*SHORT PROBLEM*: State the number of lines in these records that include the word "Fanny", and add nothing to it.

────

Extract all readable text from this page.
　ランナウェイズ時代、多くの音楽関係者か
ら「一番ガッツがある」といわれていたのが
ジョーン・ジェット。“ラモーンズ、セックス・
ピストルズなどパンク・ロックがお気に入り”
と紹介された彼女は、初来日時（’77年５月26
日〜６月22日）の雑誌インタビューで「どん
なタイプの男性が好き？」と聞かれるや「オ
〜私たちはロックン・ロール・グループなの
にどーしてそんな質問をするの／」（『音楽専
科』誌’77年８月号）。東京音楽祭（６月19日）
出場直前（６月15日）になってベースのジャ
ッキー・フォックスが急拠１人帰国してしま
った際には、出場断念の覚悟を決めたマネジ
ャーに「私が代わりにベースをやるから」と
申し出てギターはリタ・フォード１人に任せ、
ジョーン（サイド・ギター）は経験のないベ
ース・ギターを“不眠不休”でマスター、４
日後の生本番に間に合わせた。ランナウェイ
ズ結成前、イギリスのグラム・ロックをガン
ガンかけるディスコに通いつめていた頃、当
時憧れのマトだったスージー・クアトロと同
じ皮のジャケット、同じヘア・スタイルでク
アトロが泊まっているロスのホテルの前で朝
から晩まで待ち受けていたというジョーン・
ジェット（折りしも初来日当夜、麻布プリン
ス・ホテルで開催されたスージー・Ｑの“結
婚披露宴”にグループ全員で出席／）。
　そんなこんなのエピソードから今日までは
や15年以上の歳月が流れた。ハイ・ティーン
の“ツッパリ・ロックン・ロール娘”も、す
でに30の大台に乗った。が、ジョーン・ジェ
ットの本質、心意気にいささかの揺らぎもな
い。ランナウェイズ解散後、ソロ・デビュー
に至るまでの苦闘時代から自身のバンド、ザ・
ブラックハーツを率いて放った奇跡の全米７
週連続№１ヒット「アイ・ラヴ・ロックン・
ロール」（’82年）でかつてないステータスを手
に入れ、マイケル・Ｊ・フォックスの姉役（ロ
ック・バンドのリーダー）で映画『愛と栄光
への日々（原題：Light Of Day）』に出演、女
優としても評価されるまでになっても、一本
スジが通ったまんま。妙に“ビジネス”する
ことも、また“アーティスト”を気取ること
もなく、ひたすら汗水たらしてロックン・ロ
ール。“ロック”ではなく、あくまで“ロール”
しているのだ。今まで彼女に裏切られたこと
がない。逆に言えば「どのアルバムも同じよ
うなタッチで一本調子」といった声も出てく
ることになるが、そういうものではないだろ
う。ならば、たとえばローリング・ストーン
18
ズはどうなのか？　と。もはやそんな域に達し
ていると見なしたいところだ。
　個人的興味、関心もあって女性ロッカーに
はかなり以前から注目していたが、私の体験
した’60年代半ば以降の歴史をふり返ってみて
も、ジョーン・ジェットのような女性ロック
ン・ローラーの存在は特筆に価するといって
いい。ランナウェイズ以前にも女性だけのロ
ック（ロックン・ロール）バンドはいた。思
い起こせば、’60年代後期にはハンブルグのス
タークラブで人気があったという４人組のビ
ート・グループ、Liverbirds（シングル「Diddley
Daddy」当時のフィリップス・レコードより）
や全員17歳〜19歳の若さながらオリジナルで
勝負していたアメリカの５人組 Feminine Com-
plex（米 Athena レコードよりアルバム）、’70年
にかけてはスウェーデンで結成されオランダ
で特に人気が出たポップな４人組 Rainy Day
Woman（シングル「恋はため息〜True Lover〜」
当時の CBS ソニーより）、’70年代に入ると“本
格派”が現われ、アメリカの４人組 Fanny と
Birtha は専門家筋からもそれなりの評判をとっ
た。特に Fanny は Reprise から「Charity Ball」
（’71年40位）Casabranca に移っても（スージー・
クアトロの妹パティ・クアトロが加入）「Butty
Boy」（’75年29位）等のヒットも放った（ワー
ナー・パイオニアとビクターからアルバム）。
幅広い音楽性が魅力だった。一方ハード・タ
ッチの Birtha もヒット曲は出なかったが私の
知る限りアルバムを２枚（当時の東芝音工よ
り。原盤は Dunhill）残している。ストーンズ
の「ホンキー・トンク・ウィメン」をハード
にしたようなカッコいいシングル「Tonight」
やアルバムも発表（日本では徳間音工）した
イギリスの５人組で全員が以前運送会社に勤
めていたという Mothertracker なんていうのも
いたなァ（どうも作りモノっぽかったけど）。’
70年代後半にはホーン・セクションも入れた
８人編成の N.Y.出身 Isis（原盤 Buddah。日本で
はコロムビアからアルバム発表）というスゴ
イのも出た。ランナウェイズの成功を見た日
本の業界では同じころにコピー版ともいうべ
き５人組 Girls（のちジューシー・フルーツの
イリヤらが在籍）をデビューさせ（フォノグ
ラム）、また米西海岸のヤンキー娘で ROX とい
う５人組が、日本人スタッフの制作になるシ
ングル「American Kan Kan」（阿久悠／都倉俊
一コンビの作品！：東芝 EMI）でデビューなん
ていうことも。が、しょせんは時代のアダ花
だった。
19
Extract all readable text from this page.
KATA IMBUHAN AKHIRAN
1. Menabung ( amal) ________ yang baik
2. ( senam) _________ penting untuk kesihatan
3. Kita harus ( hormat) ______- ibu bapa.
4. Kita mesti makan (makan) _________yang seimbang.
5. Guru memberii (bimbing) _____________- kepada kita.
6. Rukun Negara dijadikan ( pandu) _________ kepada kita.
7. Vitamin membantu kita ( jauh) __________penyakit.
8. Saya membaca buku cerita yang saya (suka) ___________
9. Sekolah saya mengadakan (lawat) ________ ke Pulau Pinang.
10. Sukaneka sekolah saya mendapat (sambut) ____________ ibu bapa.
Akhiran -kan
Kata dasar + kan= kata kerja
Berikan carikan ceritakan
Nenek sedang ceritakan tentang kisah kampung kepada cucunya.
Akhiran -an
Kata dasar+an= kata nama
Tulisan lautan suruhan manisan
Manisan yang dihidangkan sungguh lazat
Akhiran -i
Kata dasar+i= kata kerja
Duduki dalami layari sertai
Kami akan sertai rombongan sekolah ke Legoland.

────

*FINAL ANSWER*: 2